>> BEGIN

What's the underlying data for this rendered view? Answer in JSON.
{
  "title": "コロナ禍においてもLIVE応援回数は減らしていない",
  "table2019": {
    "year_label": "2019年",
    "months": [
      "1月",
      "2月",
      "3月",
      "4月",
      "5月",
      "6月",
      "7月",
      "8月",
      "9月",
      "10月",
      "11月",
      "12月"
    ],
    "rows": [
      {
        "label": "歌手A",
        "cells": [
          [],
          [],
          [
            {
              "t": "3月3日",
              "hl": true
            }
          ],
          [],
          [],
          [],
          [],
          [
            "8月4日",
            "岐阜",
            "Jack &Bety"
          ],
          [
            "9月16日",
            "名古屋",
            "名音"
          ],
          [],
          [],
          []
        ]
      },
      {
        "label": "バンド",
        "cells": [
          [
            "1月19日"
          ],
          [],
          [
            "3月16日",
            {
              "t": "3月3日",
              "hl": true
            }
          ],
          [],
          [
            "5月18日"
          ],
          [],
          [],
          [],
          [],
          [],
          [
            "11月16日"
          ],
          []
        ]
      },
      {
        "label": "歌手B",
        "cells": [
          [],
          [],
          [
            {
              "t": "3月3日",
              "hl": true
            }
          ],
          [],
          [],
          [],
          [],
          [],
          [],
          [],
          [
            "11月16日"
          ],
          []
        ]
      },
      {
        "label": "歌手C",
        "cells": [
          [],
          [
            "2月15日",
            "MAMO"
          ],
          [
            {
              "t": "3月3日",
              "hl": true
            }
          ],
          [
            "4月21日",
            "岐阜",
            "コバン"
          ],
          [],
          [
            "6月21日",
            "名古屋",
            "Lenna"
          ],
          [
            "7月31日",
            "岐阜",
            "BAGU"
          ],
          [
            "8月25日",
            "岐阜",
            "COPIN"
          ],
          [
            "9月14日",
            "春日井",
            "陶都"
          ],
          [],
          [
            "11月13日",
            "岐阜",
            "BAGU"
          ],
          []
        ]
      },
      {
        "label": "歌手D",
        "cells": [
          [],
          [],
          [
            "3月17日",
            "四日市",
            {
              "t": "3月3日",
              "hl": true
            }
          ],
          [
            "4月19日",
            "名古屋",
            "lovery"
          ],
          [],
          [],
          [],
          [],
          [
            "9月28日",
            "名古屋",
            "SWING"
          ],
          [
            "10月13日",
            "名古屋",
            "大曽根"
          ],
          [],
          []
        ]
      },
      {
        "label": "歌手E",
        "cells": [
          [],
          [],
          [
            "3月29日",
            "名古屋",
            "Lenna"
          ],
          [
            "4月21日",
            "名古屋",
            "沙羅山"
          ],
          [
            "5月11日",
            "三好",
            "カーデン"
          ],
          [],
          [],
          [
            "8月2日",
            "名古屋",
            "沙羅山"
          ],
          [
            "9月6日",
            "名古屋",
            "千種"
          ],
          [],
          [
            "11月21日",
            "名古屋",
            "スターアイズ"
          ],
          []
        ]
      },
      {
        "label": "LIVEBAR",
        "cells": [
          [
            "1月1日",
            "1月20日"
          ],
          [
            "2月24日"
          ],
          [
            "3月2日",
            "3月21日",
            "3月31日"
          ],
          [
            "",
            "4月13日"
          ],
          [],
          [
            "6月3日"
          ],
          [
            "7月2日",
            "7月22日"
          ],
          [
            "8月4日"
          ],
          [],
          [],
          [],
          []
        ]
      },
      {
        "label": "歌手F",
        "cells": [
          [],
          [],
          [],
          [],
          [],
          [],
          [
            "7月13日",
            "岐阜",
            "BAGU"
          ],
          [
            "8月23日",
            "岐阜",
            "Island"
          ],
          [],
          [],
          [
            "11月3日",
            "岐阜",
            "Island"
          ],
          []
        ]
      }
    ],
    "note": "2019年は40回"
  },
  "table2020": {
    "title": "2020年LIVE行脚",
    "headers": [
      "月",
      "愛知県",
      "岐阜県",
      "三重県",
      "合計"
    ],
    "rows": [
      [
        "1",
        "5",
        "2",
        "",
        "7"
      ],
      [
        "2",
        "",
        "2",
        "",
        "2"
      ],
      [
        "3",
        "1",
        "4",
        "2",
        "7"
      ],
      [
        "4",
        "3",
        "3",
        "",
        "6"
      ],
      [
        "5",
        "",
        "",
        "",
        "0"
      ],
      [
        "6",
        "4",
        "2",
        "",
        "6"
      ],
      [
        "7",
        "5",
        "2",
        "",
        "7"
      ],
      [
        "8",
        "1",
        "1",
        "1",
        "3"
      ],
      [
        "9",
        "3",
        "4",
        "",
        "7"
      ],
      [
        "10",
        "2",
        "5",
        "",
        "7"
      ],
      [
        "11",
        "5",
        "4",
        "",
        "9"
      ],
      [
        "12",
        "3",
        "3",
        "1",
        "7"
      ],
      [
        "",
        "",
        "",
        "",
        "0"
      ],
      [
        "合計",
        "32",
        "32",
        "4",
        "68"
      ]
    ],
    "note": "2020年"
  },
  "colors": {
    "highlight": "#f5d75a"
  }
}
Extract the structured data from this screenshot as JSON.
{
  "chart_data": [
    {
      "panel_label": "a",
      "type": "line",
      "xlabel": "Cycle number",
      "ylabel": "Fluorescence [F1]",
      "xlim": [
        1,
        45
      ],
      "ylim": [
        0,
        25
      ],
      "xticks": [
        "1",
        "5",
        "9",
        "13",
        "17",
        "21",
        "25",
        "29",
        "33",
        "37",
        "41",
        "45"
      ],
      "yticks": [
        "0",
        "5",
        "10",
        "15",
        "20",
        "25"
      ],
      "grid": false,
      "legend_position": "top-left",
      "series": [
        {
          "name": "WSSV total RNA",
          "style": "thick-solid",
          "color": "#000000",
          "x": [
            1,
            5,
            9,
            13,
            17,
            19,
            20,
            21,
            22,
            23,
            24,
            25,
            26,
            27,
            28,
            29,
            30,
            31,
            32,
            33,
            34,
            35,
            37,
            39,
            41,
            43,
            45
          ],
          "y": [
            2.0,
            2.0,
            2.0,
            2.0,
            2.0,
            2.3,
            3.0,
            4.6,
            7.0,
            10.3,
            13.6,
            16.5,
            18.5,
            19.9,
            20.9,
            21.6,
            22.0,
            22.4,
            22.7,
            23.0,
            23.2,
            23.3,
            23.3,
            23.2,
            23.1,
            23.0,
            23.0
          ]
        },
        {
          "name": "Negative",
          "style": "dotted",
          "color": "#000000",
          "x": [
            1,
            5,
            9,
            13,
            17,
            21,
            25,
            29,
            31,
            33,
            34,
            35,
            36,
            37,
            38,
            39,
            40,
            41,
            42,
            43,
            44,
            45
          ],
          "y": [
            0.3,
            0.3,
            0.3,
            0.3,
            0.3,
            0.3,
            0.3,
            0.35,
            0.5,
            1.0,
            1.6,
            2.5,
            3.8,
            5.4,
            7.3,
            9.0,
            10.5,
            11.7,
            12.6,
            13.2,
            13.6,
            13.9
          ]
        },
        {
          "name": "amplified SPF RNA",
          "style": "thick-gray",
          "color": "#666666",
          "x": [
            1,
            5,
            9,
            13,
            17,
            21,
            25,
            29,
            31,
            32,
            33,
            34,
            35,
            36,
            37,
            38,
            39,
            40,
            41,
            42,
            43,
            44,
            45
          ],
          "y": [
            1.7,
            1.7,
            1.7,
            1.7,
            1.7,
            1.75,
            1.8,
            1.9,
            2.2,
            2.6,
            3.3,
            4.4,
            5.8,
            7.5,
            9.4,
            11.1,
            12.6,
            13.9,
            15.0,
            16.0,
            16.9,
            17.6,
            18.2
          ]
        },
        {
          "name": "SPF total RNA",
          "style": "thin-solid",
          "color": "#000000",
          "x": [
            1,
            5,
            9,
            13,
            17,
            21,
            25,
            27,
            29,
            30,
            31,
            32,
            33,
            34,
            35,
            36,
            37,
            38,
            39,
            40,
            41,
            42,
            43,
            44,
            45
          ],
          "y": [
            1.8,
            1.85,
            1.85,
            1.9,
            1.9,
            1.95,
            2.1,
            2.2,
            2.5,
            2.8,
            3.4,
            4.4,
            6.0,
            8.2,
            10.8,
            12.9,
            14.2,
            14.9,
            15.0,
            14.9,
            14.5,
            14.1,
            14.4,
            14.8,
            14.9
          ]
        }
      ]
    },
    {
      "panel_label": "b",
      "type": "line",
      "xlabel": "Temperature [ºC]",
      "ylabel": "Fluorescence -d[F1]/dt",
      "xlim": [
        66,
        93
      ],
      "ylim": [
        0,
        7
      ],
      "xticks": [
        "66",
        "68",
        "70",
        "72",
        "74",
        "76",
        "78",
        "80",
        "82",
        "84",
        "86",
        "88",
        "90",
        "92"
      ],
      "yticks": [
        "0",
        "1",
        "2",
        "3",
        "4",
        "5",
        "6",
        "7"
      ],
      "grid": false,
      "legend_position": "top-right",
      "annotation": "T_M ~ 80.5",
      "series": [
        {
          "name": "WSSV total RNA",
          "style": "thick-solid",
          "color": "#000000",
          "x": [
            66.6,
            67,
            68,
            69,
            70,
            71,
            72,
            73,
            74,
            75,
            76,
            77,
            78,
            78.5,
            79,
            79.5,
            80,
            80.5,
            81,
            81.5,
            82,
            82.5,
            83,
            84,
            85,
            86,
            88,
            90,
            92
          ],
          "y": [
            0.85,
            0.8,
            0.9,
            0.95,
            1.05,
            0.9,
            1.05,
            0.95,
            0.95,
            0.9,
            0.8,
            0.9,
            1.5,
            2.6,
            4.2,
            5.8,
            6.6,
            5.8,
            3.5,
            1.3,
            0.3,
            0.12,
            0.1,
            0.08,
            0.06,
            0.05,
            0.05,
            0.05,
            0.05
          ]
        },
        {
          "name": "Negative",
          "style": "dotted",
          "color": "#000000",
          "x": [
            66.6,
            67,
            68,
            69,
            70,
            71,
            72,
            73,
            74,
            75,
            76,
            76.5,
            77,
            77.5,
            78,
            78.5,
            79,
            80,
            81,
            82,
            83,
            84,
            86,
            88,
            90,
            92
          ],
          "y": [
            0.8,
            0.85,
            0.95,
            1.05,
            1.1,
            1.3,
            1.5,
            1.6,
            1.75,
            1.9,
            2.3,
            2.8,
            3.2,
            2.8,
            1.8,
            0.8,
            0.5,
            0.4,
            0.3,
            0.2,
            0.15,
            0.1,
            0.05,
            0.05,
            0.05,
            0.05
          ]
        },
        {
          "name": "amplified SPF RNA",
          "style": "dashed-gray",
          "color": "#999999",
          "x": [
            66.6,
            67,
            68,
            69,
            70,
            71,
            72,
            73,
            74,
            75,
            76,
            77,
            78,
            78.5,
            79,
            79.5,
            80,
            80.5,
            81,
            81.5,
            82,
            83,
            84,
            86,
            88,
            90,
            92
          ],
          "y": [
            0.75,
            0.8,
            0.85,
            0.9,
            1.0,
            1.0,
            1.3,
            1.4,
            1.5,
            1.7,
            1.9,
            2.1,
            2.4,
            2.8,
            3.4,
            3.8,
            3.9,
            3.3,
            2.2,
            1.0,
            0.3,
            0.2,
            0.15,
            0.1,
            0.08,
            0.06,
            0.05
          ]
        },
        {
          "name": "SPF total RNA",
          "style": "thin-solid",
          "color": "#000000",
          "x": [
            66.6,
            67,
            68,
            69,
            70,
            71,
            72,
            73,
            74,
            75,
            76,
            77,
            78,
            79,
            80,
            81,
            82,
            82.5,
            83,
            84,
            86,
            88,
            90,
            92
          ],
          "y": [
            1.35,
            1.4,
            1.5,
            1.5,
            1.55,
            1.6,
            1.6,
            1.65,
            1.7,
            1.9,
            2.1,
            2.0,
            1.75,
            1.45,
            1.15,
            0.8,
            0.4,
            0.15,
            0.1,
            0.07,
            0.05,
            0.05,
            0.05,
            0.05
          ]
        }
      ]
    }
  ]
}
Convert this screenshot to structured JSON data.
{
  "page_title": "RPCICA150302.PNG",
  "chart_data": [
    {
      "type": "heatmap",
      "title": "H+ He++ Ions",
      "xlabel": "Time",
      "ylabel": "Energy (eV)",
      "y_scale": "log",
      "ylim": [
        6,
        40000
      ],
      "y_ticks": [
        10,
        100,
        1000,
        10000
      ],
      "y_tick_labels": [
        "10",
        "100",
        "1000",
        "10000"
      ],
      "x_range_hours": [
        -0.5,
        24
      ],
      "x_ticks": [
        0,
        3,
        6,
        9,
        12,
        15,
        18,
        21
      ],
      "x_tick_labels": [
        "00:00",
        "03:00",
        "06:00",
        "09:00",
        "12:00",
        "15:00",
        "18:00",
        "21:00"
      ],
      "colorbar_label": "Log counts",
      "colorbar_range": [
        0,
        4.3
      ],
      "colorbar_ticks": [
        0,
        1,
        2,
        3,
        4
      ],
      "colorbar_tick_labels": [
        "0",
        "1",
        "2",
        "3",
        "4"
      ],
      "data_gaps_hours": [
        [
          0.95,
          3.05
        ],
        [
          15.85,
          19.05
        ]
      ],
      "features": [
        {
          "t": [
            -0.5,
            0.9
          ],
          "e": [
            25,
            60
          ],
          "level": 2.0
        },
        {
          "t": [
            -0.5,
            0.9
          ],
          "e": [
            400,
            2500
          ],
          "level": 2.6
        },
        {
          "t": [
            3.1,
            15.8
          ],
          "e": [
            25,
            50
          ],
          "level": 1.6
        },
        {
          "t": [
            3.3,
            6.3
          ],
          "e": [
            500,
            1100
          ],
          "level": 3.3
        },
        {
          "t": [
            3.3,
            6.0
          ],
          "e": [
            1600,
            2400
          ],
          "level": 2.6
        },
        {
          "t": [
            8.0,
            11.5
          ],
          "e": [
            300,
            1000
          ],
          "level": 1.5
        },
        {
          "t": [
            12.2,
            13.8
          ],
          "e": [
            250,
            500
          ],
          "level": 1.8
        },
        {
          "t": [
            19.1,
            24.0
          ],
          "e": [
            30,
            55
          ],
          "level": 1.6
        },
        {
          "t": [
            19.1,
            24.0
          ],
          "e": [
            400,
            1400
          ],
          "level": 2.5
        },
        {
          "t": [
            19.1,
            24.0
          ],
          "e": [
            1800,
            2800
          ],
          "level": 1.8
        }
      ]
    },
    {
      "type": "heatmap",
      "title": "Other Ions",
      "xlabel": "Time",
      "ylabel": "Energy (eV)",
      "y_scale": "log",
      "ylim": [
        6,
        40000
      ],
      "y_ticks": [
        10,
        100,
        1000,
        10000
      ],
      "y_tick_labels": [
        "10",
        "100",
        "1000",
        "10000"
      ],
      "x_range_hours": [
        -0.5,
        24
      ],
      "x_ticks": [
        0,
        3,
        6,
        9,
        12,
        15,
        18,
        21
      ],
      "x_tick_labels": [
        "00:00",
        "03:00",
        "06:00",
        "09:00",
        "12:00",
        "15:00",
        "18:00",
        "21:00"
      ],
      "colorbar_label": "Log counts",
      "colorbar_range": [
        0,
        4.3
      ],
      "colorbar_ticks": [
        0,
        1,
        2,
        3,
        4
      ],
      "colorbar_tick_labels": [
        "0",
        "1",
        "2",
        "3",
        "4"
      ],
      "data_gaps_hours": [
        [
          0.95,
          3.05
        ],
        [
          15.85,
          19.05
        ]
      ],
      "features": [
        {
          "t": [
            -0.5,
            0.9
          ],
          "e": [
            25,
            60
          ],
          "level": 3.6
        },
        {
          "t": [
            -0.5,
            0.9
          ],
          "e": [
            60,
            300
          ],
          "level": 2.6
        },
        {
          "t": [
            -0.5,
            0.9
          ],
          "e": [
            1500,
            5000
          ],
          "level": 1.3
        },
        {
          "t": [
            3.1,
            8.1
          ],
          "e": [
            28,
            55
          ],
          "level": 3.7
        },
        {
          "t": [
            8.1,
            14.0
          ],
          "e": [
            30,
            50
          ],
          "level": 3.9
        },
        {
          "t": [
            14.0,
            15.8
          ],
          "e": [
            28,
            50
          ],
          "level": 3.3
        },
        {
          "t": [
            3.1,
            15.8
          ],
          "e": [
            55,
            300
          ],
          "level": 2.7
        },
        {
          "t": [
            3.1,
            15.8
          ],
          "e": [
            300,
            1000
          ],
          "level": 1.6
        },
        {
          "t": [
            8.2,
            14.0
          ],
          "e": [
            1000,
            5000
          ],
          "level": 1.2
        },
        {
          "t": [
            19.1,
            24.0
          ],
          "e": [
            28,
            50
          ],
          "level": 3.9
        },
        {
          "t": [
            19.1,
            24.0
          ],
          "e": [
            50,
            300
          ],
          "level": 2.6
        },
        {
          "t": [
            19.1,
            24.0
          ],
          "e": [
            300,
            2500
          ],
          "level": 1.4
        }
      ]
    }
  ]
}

>> END

TO DO: From the material above, copy each line that includes the word "this".

FULL OUTPUT:
What's the underlying data for this rendered view? Answer in JSON.
Extract the structured data from this screenshot as JSON.
Convert this screenshot to structured JSON data.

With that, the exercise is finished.